[WHAT THE EXERCISE ASKS]: Take the records below and write them out again exactly.

[PROVIDED ENTRIES]:
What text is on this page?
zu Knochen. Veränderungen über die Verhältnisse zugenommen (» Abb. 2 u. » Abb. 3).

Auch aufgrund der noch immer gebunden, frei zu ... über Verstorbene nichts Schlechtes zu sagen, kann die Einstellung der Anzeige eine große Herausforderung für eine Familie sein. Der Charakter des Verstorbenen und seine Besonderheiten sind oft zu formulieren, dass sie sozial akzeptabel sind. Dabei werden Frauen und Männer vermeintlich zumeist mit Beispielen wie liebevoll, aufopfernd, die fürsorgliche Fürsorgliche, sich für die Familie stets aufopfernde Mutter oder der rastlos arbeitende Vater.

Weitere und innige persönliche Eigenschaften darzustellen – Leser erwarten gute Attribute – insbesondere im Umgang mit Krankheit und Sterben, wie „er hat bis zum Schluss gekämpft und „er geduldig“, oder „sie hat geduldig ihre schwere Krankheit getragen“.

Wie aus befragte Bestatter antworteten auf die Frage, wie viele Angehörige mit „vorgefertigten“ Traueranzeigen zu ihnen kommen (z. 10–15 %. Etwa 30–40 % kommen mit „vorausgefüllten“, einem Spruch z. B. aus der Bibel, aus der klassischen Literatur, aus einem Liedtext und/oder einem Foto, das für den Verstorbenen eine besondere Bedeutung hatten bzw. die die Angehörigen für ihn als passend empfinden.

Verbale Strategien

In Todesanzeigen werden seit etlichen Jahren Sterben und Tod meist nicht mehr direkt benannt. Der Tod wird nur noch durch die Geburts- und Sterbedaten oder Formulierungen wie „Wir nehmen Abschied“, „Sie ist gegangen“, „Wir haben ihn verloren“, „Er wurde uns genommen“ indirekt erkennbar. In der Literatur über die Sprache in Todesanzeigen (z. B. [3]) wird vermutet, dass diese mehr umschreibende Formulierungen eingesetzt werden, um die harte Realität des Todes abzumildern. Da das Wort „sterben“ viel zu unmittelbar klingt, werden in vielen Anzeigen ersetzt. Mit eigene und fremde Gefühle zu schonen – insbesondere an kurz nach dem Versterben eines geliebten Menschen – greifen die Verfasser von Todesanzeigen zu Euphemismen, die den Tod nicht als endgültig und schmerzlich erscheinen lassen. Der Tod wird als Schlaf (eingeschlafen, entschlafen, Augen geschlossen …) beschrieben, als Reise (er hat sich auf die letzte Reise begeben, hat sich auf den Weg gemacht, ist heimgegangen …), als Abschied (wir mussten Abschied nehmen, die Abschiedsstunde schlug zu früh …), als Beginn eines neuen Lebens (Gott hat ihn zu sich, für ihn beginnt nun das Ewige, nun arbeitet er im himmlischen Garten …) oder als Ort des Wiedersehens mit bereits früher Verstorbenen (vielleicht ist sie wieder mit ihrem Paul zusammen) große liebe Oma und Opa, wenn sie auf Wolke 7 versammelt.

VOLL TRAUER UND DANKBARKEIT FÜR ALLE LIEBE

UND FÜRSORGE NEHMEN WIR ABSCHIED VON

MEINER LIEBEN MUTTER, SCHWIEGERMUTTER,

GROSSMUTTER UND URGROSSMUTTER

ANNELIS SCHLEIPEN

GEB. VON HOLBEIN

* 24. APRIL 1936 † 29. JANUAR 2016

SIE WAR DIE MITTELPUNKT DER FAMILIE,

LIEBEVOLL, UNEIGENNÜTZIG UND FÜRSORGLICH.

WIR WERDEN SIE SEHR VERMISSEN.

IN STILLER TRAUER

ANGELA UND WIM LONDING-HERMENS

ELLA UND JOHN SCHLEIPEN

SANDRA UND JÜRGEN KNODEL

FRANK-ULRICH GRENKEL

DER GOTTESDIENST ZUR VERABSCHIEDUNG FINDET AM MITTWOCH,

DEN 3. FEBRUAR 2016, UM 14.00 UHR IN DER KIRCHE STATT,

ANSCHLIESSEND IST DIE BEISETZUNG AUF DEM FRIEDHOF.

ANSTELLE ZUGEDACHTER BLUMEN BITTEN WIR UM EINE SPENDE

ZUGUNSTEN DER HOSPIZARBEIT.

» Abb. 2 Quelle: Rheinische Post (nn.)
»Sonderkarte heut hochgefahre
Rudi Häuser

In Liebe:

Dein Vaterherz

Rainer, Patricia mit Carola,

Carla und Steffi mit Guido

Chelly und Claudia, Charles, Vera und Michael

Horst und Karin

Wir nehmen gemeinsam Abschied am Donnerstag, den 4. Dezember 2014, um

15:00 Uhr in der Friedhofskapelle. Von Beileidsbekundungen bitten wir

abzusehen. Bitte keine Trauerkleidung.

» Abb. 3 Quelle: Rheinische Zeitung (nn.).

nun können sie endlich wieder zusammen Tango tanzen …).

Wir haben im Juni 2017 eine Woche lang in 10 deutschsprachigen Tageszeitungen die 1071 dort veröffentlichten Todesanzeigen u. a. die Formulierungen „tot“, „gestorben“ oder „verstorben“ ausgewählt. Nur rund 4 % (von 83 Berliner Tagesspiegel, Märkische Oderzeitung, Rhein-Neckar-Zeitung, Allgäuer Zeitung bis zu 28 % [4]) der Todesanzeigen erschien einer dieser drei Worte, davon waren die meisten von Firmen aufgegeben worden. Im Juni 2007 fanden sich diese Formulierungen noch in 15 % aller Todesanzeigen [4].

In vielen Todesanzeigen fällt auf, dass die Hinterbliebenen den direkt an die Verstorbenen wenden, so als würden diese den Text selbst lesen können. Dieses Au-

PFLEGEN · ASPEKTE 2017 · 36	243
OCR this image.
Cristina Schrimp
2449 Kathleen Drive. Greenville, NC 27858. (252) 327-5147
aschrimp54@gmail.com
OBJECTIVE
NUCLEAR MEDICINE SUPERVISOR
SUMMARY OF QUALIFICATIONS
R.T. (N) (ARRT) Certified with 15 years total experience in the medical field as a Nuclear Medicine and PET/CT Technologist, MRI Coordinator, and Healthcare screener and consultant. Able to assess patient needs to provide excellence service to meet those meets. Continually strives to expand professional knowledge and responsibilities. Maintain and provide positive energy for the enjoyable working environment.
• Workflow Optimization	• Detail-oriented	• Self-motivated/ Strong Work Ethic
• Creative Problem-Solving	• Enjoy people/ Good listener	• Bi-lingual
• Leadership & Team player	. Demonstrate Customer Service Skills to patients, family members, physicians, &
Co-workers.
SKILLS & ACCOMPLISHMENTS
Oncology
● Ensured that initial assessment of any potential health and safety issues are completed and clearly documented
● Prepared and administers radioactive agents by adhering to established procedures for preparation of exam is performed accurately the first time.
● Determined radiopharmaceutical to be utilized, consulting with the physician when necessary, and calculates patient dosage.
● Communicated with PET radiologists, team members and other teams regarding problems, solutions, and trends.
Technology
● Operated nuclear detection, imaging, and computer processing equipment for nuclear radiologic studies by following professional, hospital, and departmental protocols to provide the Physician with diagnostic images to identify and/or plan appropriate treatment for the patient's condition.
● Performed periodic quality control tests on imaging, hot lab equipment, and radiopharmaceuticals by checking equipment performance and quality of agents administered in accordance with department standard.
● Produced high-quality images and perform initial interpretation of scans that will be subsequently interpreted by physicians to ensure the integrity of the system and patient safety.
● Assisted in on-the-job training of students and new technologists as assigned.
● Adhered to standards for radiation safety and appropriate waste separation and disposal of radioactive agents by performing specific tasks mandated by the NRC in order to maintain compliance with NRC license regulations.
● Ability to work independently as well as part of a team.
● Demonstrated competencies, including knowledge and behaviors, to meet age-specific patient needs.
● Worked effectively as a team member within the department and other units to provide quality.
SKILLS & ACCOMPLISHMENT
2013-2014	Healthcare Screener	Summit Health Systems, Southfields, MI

[YOUR SOLUTION]:
What text is on this page?
zu Knochen. Veränderungen über die Verhältnisse zugenommen (» Abb. 2 u. » Abb. 3).

Auch aufgrund der noch immer gebunden, frei zu ... über Verstorbene nichts Schlechtes zu sagen, kann die Einstellung der Anzeige eine große Herausforderung für eine Familie sein. Der Charakter des Verstorbenen und seine Besonderheiten sind oft zu formulieren, dass sie sozial akzeptabel sind. Dabei werden Frauen und Männer vermeintlich zumeist mit Beispielen wie liebevoll, aufopfernd, die fürsorgliche Fürsorgliche, sich für die Familie stets aufopfernde Mutter oder der rastlos arbeitende Vater.

Weitere und innige persönliche Eigenschaften darzustellen – Leser erwarten gute Attribute – insbesondere im Umgang mit Krankheit und Sterben, wie „er hat bis zum Schluss gekämpft und „er geduldig“, oder „sie hat geduldig ihre schwere Krankheit getragen“.

Wie aus befragte Bestatter antworteten auf die Frage, wie viele Angehörige mit „vorgefertigten“ Traueranzeigen zu ihnen kommen (z. 10–15 %. Etwa 30–40 % kommen mit „vorausgefüllten“, einem Spruch z. B. aus der Bibel, aus der klassischen Literatur, aus einem Liedtext und/oder einem Foto, das für den Verstorbenen eine besondere Bedeutung hatten bzw. die die Angehörigen für ihn als passend empfinden.

Verbale Strategien

In Todesanzeigen werden seit etlichen Jahren Sterben und Tod meist nicht mehr direkt benannt. Der Tod wird nur noch durch die Geburts- und Sterbedaten oder Formulierungen wie „Wir nehmen Abschied“, „Sie ist gegangen“, „Wir haben ihn verloren“, „Er wurde uns genommen“ indirekt erkennbar. In der Literatur über die Sprache in Todesanzeigen (z. B. [3]) wird vermutet, dass diese mehr umschreibende Formulierungen eingesetzt werden, um die harte Realität des Todes abzumildern. Da das Wort „sterben“ viel zu unmittelbar klingt, werden in vielen Anzeigen ersetzt. Mit eigene und fremde Gefühle zu schonen – insbesondere an kurz nach dem Versterben eines geliebten Menschen – greifen die Verfasser von Todesanzeigen zu Euphemismen, die den Tod nicht als endgültig und schmerzlich erscheinen lassen. Der Tod wird als Schlaf (eingeschlafen, entschlafen, Augen geschlossen …) beschrieben, als Reise (er hat sich auf die letzte Reise begeben, hat sich auf den Weg gemacht, ist heimgegangen …), als Abschied (wir mussten Abschied nehmen, die Abschiedsstunde schlug zu früh …), als Beginn eines neuen Lebens (Gott hat ihn zu sich, für ihn beginnt nun das Ewige, nun arbeitet er im himmlischen Garten …) oder als Ort des Wiedersehens mit bereits früher Verstorbenen (vielleicht ist sie wieder mit ihrem Paul zusammen) große liebe Oma und Opa, wenn sie auf Wolke 7 versammelt.

VOLL TRAUER UND DANKBARKEIT FÜR ALLE LIEBE

UND FÜRSORGE NEHMEN WIR ABSCHIED VON

MEINER LIEBEN MUTTER, SCHWIEGERMUTTER,

GROSSMUTTER UND URGROSSMUTTER

ANNELIS SCHLEIPEN

GEB. VON HOLBEIN

* 24. APRIL 1936 † 29. JANUAR 2016

SIE WAR DIE MITTELPUNKT DER FAMILIE,

LIEBEVOLL, UNEIGENNÜTZIG UND FÜRSORGLICH.

WIR WERDEN SIE SEHR VERMISSEN.

IN STILLER TRAUER

ANGELA UND WIM LONDING-HERMENS

ELLA UND JOHN SCHLEIPEN

SANDRA UND JÜRGEN KNODEL

FRANK-ULRICH GRENKEL

DER GOTTESDIENST ZUR VERABSCHIEDUNG FINDET AM MITTWOCH,

DEN 3. FEBRUAR 2016, UM 14.00 UHR IN DER KIRCHE STATT,

ANSCHLIESSEND IST DIE BEISETZUNG AUF DEM FRIEDHOF.

ANSTELLE ZUGEDACHTER BLUMEN BITTEN WIR UM EINE SPENDE

ZUGUNSTEN DER HOSPIZARBEIT.

» Abb. 2 Quelle: Rheinische Post (nn.)
»Sonderkarte heut hochgefahre
Rudi Häuser

In Liebe:

Dein Vaterherz

Rainer, Patricia mit Carola,

Carla und Steffi mit Guido

Chelly und Claudia, Charles, Vera und Michael

Horst und Karin

Wir nehmen gemeinsam Abschied am Donnerstag, den 4. Dezember 2014, um

15:00 Uhr in der Friedhofskapelle. Von Beileidsbekundungen bitten wir

abzusehen. Bitte keine Trauerkleidung.

» Abb. 3 Quelle: Rheinische Zeitung (nn.).

nun können sie endlich wieder zusammen Tango tanzen …).

Wir haben im Juni 2017 eine Woche lang in 10 deutschsprachigen Tageszeitungen die 1071 dort veröffentlichten Todesanzeigen u. a. die Formulierungen „tot“, „gestorben“ oder „verstorben“ ausgewählt. Nur rund 4 % (von 83 Berliner Tagesspiegel, Märkische Oderzeitung, Rhein-Neckar-Zeitung, Allgäuer Zeitung bis zu 28 % [4]) der Todesanzeigen erschien einer dieser drei Worte, davon waren die meisten von Firmen aufgegeben worden. Im Juni 2007 fanden sich diese Formulierungen noch in 15 % aller Todesanzeigen [4].

In vielen Todesanzeigen fällt auf, dass die Hinterbliebenen den direkt an die Verstorbenen wenden, so als würden diese den Text selbst lesen können. Dieses Au-

PFLEGEN · ASPEKTE 2017 · 36	243
OCR this image.
Cristina Schrimp
2449 Kathleen Drive. Greenville, NC 27858. (252) 327-5147
aschrimp54@gmail.com
OBJECTIVE
NUCLEAR MEDICINE SUPERVISOR
SUMMARY OF QUALIFICATIONS
R.T. (N) (ARRT) Certified with 15 years total experience in the medical field as a Nuclear Medicine and PET/CT Technologist, MRI Coordinator, and Healthcare screener and consultant. Able to assess patient needs to provide excellence service to meet those meets. Continually strives to expand professional knowledge and responsibilities. Maintain and provide positive energy for the enjoyable working environment.
• Workflow Optimization	• Detail-oriented	• Self-motivated/ Strong Work Ethic
• Creative Problem-Solving	• Enjoy people/ Good listener	• Bi-lingual
• Leadership & Team player	. Demonstrate Customer Service Skills to patients, family members, physicians, &
Co-workers.
SKILLS & ACCOMPLISHMENTS
Oncology
● Ensured that initial assessment of any potential health and safety issues are completed and clearly documented
● Prepared and administers radioactive agents by adhering to established procedures for preparation of exam is performed accurately the first time.
● Determined radiopharmaceutical to be utilized, consulting with the physician when necessary, and calculates patient dosage.
● Communicated with PET radiologists, team members and other teams regarding problems, solutions, and trends.
Technology
● Operated nuclear detection, imaging, and computer processing equipment for nuclear radiologic studies by following professional, hospital, and departmental protocols to provide the Physician with diagnostic images to identify and/or plan appropriate treatment for the patient's condition.
● Performed periodic quality control tests on imaging, hot lab equipment, and radiopharmaceuticals by checking equipment performance and quality of agents administered in accordance with department standard.
● Produced high-quality images and perform initial interpretation of scans that will be subsequently interpreted by physicians to ensure the integrity of the system and patient safety.
● Assisted in on-the-job training of students and new technologists as assigned.
● Adhered to standards for radiation safety and appropriate waste separation and disposal of radioactive agents by performing specific tasks mandated by the NRC in order to maintain compliance with NRC license regulations.
● Ability to work independently as well as part of a team.
● Demonstrated competencies, including knowledge and behaviors, to meet age-specific patient needs.
● Worked effectively as a team member within the department and other units to provide quality.
SKILLS & ACCOMPLISHMENT
2013-2014	Healthcare Screener	Summit Health Systems, Southfields, MI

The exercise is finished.